▸ **WHAT IS BEING ASKED**
Go through the lines below. Copy those with "life".
***** SUPPLIED MATERIAL
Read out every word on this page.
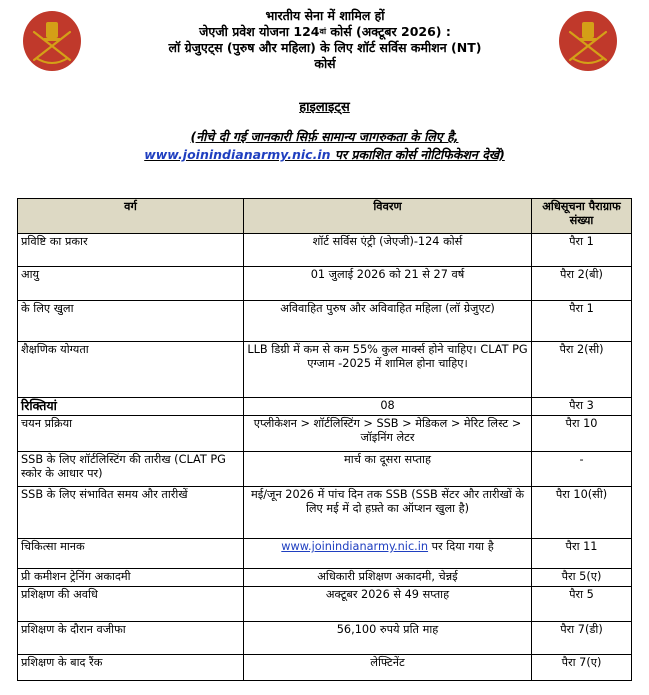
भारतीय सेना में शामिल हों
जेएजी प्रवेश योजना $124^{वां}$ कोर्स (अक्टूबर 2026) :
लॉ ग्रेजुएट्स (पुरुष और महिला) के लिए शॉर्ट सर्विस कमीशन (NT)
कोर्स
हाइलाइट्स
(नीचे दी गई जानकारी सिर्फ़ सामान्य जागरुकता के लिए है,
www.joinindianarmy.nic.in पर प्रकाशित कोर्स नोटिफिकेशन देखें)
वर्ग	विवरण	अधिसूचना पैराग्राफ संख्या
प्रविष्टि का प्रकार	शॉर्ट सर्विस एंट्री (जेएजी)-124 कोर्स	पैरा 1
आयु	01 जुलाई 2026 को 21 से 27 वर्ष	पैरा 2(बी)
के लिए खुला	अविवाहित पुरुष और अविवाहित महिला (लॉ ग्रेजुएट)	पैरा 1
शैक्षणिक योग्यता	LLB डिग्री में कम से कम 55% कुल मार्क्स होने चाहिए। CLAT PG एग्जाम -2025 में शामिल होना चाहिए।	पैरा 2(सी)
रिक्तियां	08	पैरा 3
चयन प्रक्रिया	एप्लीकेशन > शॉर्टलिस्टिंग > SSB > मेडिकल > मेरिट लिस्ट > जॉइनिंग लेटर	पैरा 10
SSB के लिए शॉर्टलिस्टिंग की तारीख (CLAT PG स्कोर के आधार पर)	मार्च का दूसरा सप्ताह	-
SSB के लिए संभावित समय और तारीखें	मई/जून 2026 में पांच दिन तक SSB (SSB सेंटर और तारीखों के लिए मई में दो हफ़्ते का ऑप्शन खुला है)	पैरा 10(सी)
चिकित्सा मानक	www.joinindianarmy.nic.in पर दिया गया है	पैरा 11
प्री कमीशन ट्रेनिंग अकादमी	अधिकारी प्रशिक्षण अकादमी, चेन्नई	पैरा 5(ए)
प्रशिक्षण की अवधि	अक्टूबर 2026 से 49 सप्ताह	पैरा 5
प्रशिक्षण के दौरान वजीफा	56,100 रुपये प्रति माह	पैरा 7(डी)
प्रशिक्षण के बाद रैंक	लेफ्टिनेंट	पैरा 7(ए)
**********
***** SUPPLIED MATERIAL
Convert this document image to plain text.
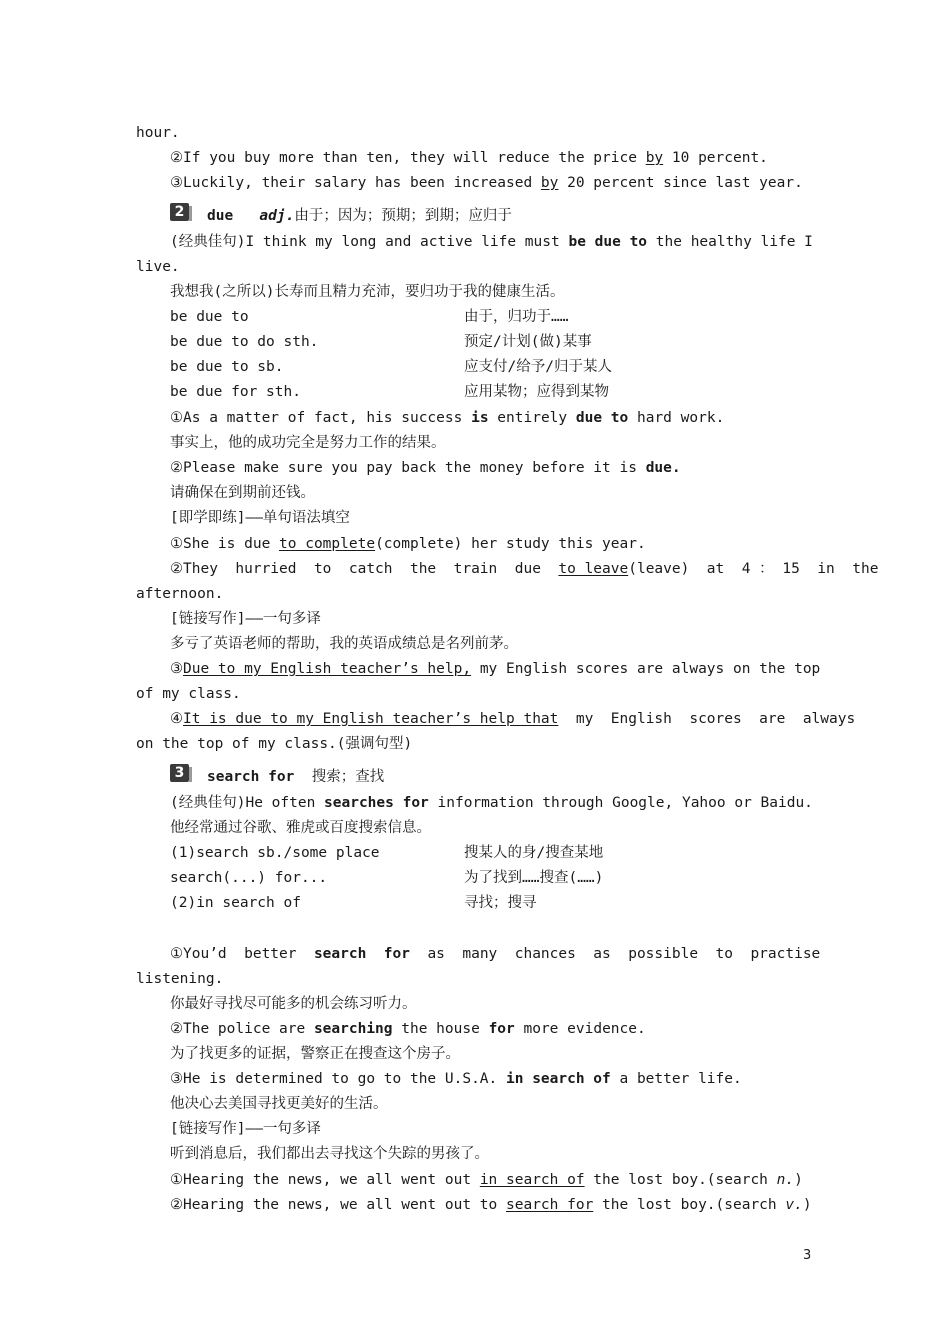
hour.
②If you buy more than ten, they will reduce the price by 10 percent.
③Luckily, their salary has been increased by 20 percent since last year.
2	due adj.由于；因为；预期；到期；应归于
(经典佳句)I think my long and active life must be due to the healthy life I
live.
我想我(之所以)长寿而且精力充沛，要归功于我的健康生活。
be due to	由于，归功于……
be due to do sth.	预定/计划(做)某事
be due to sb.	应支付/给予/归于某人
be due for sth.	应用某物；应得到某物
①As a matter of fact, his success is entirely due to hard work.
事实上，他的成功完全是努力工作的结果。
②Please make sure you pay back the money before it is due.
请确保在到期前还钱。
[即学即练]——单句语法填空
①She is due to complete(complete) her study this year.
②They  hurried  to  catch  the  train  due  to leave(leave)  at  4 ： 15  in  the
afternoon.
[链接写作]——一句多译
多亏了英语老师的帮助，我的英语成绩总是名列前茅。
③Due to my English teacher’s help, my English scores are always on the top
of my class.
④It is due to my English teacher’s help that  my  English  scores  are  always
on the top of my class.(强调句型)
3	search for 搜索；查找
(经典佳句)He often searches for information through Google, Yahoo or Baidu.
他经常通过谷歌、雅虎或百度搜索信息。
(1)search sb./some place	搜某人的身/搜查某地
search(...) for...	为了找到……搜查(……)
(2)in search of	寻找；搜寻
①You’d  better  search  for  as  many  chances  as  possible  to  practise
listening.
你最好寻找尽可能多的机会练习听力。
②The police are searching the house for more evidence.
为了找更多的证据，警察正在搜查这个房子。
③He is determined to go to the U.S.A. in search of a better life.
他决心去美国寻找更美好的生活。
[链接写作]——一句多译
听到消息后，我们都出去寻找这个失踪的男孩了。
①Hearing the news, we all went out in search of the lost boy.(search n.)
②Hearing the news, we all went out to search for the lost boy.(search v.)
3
**********
▸ **SOLUTION**
(经典佳句)I think my long and active life must be due to the healthy life I
③He is determined to go to the U.S.A. in search of a better life.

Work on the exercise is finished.